* _What is asked_
Repeat the material in full. Keep every line exactly as it is.

* _Listed entries_
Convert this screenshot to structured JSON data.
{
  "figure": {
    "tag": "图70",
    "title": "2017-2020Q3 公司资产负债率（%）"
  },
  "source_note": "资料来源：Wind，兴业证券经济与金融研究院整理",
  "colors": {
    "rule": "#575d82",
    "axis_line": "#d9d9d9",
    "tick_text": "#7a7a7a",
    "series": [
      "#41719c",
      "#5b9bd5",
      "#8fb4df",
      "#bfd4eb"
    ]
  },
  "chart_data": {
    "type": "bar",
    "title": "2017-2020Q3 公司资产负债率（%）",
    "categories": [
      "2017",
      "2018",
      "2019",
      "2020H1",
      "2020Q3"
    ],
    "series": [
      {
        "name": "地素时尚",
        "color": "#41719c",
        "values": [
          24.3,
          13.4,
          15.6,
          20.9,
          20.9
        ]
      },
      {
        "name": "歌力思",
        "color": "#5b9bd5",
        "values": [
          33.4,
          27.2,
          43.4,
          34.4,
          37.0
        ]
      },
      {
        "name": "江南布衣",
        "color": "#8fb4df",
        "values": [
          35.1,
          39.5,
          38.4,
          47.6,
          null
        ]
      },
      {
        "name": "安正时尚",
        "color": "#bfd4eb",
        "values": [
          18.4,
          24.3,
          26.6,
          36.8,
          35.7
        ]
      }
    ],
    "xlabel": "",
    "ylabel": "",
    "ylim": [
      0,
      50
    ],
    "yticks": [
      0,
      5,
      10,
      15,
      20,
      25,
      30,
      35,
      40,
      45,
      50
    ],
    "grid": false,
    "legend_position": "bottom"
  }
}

* _Answer for the task_
Convert this screenshot to structured JSON data.
{
  "figure": {
    "tag": "图70",
    "title": "2017-2020Q3 公司资产负债率（%）"
  },
  "source_note": "资料来源：Wind，兴业证券经济与金融研究院整理",
  "colors": {
    "rule": "#575d82",
    "axis_line": "#d9d9d9",
    "tick_text": "#7a7a7a",
    "series": [
      "#41719c",
      "#5b9bd5",
      "#8fb4df",
      "#bfd4eb"
    ]
  },
  "chart_data": {
    "type": "bar",
    "title": "2017-2020Q3 公司资产负债率（%）",
    "categories": [
      "2017",
      "2018",
      "2019",
      "2020H1",
      "2020Q3"
    ],
    "series": [
      {
        "name": "地素时尚",
        "color": "#41719c",
        "values": [
          24.3,
          13.4,
          15.6,
          20.9,
          20.9
        ]
      },
      {
        "name": "歌力思",
        "color": "#5b9bd5",
        "values": [
          33.4,
          27.2,
          43.4,
          34.4,
          37.0
        ]
      },
      {
        "name": "江南布衣",
        "color": "#8fb4df",
        "values": [
          35.1,
          39.5,
          38.4,
          47.6,
          null
        ]
      },
      {
        "name": "安正时尚",
        "color": "#bfd4eb",
        "values": [
          18.4,
          24.3,
          26.6,
          36.8,
          35.7
        ]
      }
    ],
    "xlabel": "",
    "ylabel": "",
    "ylim": [
      0,
      50
    ],
    "yticks": [
      0,
      5,
      10,
      15,
      20,
      25,
      30,
      35,
      40,
      45,
      50
    ],
    "grid": false,
    "legend_position": "bottom"
  }
}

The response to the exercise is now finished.